Directions: Return each line of the records with nothing changed, pictures excepted.

Listed records:
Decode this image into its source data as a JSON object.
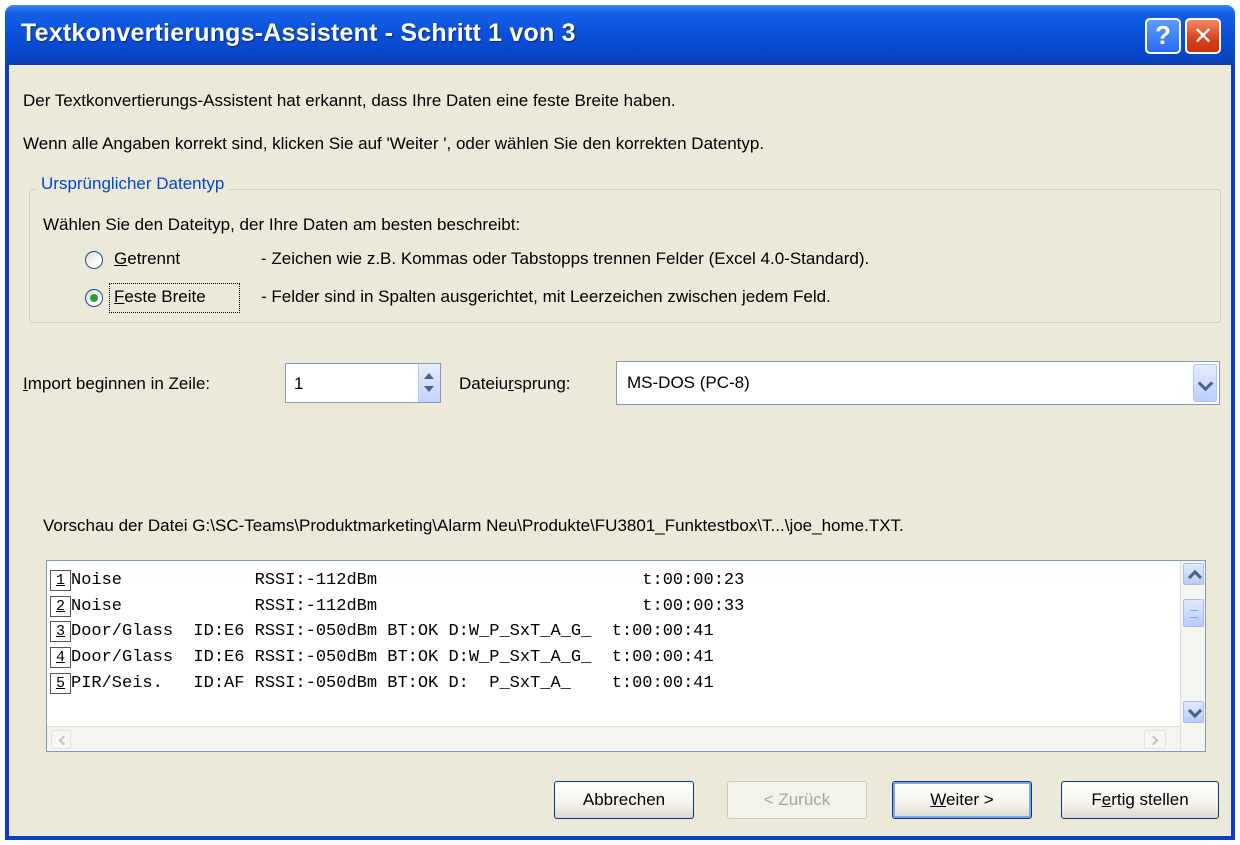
{
  "window": {
    "title": "Textkonvertierungs-Assistent - Schritt 1 von 3",
    "help_symbol": "?",
    "close_symbol": "✕"
  },
  "intro": {
    "line1": "Der Textkonvertierungs-Assistent hat erkannt, dass Ihre Daten eine feste Breite haben.",
    "line2": "Wenn alle Angaben korrekt sind, klicken Sie auf 'Weiter ', oder wählen Sie den korrekten Datentyp."
  },
  "datatype_group": {
    "legend": "Ursprünglicher Datentyp",
    "prompt": "Wählen Sie den Dateityp, der Ihre Daten am besten beschreibt:",
    "options": [
      {
        "key": "G",
        "rest": "etrennt",
        "description": "- Zeichen wie z.B. Kommas oder Tabstopps trennen Felder (Excel 4.0-Standard).",
        "selected": false
      },
      {
        "key": "F",
        "rest": "este Breite",
        "description": "- Felder sind in Spalten ausgerichtet, mit Leerzeichen zwischen jedem Feld.",
        "selected": true
      }
    ]
  },
  "import_row": {
    "label_key": "I",
    "label_rest": "mport beginnen in Zeile:",
    "value": "1",
    "origin_pre": "Dateiu",
    "origin_key": "r",
    "origin_rest": "sprung:",
    "origin_value": "MS-DOS (PC-8)"
  },
  "preview": {
    "label": "Vorschau der Datei G:\\SC-Teams\\Produktmarketing\\Alarm Neu\\Produkte\\FU3801_Funktestbox\\T...\\joe_home.TXT.",
    "rows": [
      {
        "num": "1",
        "text": "Noise             RSSI:-112dBm                          t:00:00:23"
      },
      {
        "num": "2",
        "text": "Noise             RSSI:-112dBm                          t:00:00:33"
      },
      {
        "num": "3",
        "text": "Door/Glass  ID:E6 RSSI:-050dBm BT:OK D:W_P_SxT_A_G_  t:00:00:41"
      },
      {
        "num": "4",
        "text": "Door/Glass  ID:E6 RSSI:-050dBm BT:OK D:W_P_SxT_A_G_  t:00:00:41"
      },
      {
        "num": "5",
        "text": "PIR/Seis.   ID:AF RSSI:-050dBm BT:OK D:  P_SxT_A_    t:00:00:41"
      }
    ]
  },
  "buttons": {
    "cancel": "Abbrechen",
    "back": "< Zurück",
    "next_key": "W",
    "next_rest": "eiter >",
    "finish_pre": "F",
    "finish_key": "e",
    "finish_rest": "rtig stellen"
  },
  "colors": {
    "title_bar": "#0a4fd8",
    "client_bg": "#ece9d8",
    "group_legend": "#0046d5",
    "radio_selected": "#2fa02f"
  }
}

Finished task:
Decode this image into its source data as a JSON object.
{
  "window": {
    "title": "Textkonvertierungs-Assistent - Schritt 1 von 3",
    "help_symbol": "?",
    "close_symbol": "✕"
  },
  "intro": {
    "line1": "Der Textkonvertierungs-Assistent hat erkannt, dass Ihre Daten eine feste Breite haben.",
    "line2": "Wenn alle Angaben korrekt sind, klicken Sie auf 'Weiter ', oder wählen Sie den korrekten Datentyp."
  },
  "datatype_group": {
    "legend": "Ursprünglicher Datentyp",
    "prompt": "Wählen Sie den Dateityp, der Ihre Daten am besten beschreibt:",
    "options": [
      {
        "key": "G",
        "rest": "etrennt",
        "description": "- Zeichen wie z.B. Kommas oder Tabstopps trennen Felder (Excel 4.0-Standard).",
        "selected": false
      },
      {
        "key": "F",
        "rest": "este Breite",
        "description": "- Felder sind in Spalten ausgerichtet, mit Leerzeichen zwischen jedem Feld.",
        "selected": true
      }
    ]
  },
  "import_row": {
    "label_key": "I",
    "label_rest": "mport beginnen in Zeile:",
    "value": "1",
    "origin_pre": "Dateiu",
    "origin_key": "r",
    "origin_rest": "sprung:",
    "origin_value": "MS-DOS (PC-8)"
  },
  "preview": {
    "label": "Vorschau der Datei G:\\SC-Teams\\Produktmarketing\\Alarm Neu\\Produkte\\FU3801_Funktestbox\\T...\\joe_home.TXT.",
    "rows": [
      {
        "num": "1",
        "text": "Noise             RSSI:-112dBm                          t:00:00:23"
      },
      {
        "num": "2",
        "text": "Noise             RSSI:-112dBm                          t:00:00:33"
      },
      {
        "num": "3",
        "text": "Door/Glass  ID:E6 RSSI:-050dBm BT:OK D:W_P_SxT_A_G_  t:00:00:41"
      },
      {
        "num": "4",
        "text": "Door/Glass  ID:E6 RSSI:-050dBm BT:OK D:W_P_SxT_A_G_  t:00:00:41"
      },
      {
        "num": "5",
        "text": "PIR/Seis.   ID:AF RSSI:-050dBm BT:OK D:  P_SxT_A_    t:00:00:41"
      }
    ]
  },
  "buttons": {
    "cancel": "Abbrechen",
    "back": "< Zurück",
    "next_key": "W",
    "next_rest": "eiter >",
    "finish_pre": "F",
    "finish_key": "e",
    "finish_rest": "rtig stellen"
  },
  "colors": {
    "title_bar": "#0a4fd8",
    "client_bg": "#ece9d8",
    "group_legend": "#0046d5",
    "radio_selected": "#2fa02f"
  }
}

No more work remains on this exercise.